Output all lines exactly, with nothing added or dropped.

##### INFORMATION PROVIDED

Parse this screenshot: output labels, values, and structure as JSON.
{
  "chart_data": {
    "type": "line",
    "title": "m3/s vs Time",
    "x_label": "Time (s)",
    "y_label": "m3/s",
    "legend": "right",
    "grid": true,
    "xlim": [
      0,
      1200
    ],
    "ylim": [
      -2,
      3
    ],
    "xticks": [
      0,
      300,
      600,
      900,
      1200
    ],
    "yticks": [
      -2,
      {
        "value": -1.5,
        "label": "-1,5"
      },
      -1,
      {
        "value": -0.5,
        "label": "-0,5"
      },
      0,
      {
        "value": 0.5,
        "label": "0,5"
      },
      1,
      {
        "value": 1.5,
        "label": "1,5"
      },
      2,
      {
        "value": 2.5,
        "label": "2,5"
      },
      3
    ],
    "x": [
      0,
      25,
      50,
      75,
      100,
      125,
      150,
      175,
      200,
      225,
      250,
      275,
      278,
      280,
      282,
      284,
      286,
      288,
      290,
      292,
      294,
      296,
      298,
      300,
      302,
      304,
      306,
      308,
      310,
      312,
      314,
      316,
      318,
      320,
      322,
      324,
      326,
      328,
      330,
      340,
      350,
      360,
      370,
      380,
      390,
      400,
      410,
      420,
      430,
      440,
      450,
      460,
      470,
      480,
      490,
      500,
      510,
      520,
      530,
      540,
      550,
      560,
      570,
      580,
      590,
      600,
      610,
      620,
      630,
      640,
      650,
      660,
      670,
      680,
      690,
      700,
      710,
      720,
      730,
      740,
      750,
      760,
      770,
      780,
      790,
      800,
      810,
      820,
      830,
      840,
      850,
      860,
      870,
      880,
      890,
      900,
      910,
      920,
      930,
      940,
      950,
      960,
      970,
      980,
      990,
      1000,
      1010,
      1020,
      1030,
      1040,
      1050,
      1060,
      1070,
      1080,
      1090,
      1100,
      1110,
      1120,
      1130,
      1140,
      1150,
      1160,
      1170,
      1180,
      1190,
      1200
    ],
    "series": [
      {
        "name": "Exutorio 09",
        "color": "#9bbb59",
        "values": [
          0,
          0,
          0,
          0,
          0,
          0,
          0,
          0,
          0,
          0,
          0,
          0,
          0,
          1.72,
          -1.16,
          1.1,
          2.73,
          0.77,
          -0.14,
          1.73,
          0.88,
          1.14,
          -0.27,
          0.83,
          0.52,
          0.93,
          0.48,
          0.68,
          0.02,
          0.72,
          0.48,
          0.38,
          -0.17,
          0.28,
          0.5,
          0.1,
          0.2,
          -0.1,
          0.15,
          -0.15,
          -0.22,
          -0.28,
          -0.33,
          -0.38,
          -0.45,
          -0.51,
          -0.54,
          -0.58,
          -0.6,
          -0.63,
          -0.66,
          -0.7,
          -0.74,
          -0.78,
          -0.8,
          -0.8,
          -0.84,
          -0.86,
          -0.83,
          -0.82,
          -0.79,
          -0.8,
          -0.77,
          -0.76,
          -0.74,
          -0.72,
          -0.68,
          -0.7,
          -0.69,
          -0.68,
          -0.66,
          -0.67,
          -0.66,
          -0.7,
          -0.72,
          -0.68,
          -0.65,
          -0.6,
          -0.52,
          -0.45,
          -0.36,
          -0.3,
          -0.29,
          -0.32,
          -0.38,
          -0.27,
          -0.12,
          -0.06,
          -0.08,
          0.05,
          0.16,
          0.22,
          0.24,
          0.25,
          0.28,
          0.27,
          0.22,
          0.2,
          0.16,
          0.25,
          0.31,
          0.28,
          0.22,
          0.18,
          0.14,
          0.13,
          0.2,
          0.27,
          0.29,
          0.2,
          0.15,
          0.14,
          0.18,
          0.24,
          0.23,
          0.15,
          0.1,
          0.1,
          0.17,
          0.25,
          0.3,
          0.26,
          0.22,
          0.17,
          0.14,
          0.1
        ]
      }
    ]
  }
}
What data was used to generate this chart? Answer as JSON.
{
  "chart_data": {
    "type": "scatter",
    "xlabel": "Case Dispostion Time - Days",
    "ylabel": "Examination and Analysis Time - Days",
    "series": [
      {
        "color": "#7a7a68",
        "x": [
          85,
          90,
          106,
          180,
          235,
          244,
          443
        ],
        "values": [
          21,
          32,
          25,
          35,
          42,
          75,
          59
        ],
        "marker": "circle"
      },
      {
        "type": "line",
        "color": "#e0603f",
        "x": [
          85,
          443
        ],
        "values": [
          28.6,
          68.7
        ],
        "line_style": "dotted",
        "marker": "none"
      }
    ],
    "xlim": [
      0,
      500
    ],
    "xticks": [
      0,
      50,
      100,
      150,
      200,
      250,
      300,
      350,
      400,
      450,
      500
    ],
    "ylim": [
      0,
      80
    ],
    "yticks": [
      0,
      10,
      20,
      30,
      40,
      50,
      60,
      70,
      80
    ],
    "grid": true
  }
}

##########

# [ANSWER TO THE EXERCISE]
Parse this screenshot: output labels, values, and structure as JSON.
{
  "chart_data": {
    "type": "line",
    "title": "m3/s vs Time",
    "x_label": "Time (s)",
    "y_label": "m3/s",
    "legend": "right",
    "grid": true,
    "xlim": [
      0,
      1200
    ],
    "ylim": [
      -2,
      3
    ],
    "xticks": [
      0,
      300,
      600,
      900,
      1200
    ],
    "yticks": [
      -2,
      {
        "value": -1.5,
        "label": "-1,5"
      },
      -1,
      {
        "value": -0.5,
        "label": "-0,5"
      },
      0,
      {
        "value": 0.5,
        "label": "0,5"
      },
      1,
      {
        "value": 1.5,
        "label": "1,5"
      },
      2,
      {
        "value": 2.5,
        "label": "2,5"
      },
      3
    ],
    "x": [
      0,
      25,
      50,
      75,
      100,
      125,
      150,
      175,
      200,
      225,
      250,
      275,
      278,
      280,
      282,
      284,
      286,
      288,
      290,
      292,
      294,
      296,
      298,
      300,
      302,
      304,
      306,
      308,
      310,
      312,
      314,
      316,
      318,
      320,
      322,
      324,
      326,
      328,
      330,
      340,
      350,
      360,
      370,
      380,
      390,
      400,
      410,
      420,
      430,
      440,
      450,
      460,
      470,
      480,
      490,
      500,
      510,
      520,
      530,
      540,
      550,
      560,
      570,
      580,
      590,
      600,
      610,
      620,
      630,
      640,
      650,
      660,
      670,
      680,
      690,
      700,
      710,
      720,
      730,
      740,
      750,
      760,
      770,
      780,
      790,
      800,
      810,
      820,
      830,
      840,
      850,
      860,
      870,
      880,
      890,
      900,
      910,
      920,
      930,
      940,
      950,
      960,
      970,
      980,
      990,
      1000,
      1010,
      1020,
      1030,
      1040,
      1050,
      1060,
      1070,
      1080,
      1090,
      1100,
      1110,
      1120,
      1130,
      1140,
      1150,
      1160,
      1170,
      1180,
      1190,
      1200
    ],
    "series": [
      {
        "name": "Exutorio 09",
        "color": "#9bbb59",
        "values": [
          0,
          0,
          0,
          0,
          0,
          0,
          0,
          0,
          0,
          0,
          0,
          0,
          0,
          1.72,
          -1.16,
          1.1,
          2.73,
          0.77,
          -0.14,
          1.73,
          0.88,
          1.14,
          -0.27,
          0.83,
          0.52,
          0.93,
          0.48,
          0.68,
          0.02,
          0.72,
          0.48,
          0.38,
          -0.17,
          0.28,
          0.5,
          0.1,
          0.2,
          -0.1,
          0.15,
          -0.15,
          -0.22,
          -0.28,
          -0.33,
          -0.38,
          -0.45,
          -0.51,
          -0.54,
          -0.58,
          -0.6,
          -0.63,
          -0.66,
          -0.7,
          -0.74,
          -0.78,
          -0.8,
          -0.8,
          -0.84,
          -0.86,
          -0.83,
          -0.82,
          -0.79,
          -0.8,
          -0.77,
          -0.76,
          -0.74,
          -0.72,
          -0.68,
          -0.7,
          -0.69,
          -0.68,
          -0.66,
          -0.67,
          -0.66,
          -0.7,
          -0.72,
          -0.68,
          -0.65,
          -0.6,
          -0.52,
          -0.45,
          -0.36,
          -0.3,
          -0.29,
          -0.32,
          -0.38,
          -0.27,
          -0.12,
          -0.06,
          -0.08,
          0.05,
          0.16,
          0.22,
          0.24,
          0.25,
          0.28,
          0.27,
          0.22,
          0.2,
          0.16,
          0.25,
          0.31,
          0.28,
          0.22,
          0.18,
          0.14,
          0.13,
          0.2,
          0.27,
          0.29,
          0.2,
          0.15,
          0.14,
          0.18,
          0.24,
          0.23,
          0.15,
          0.1,
          0.1,
          0.17,
          0.25,
          0.3,
          0.26,
          0.22,
          0.17,
          0.14,
          0.1
        ]
      }
    ]
  }
}
What data was used to generate this chart? Answer as JSON.
{
  "chart_data": {
    "type": "scatter",
    "xlabel": "Case Dispostion Time - Days",
    "ylabel": "Examination and Analysis Time - Days",
    "series": [
      {
        "color": "#7a7a68",
        "x": [
          85,
          90,
          106,
          180,
          235,
          244,
          443
        ],
        "values": [
          21,
          32,
          25,
          35,
          42,
          75,
          59
        ],
        "marker": "circle"
      },
      {
        "type": "line",
        "color": "#e0603f",
        "x": [
          85,
          443
        ],
        "values": [
          28.6,
          68.7
        ],
        "line_style": "dotted",
        "marker": "none"
      }
    ],
    "xlim": [
      0,
      500
    ],
    "xticks": [
      0,
      50,
      100,
      150,
      200,
      250,
      300,
      350,
      400,
      450,
      500
    ],
    "ylim": [
      0,
      80
    ],
    "yticks": [
      0,
      10,
      20,
      30,
      40,
      50,
      60,
      70,
      80
    ],
    "grid": true
  }
}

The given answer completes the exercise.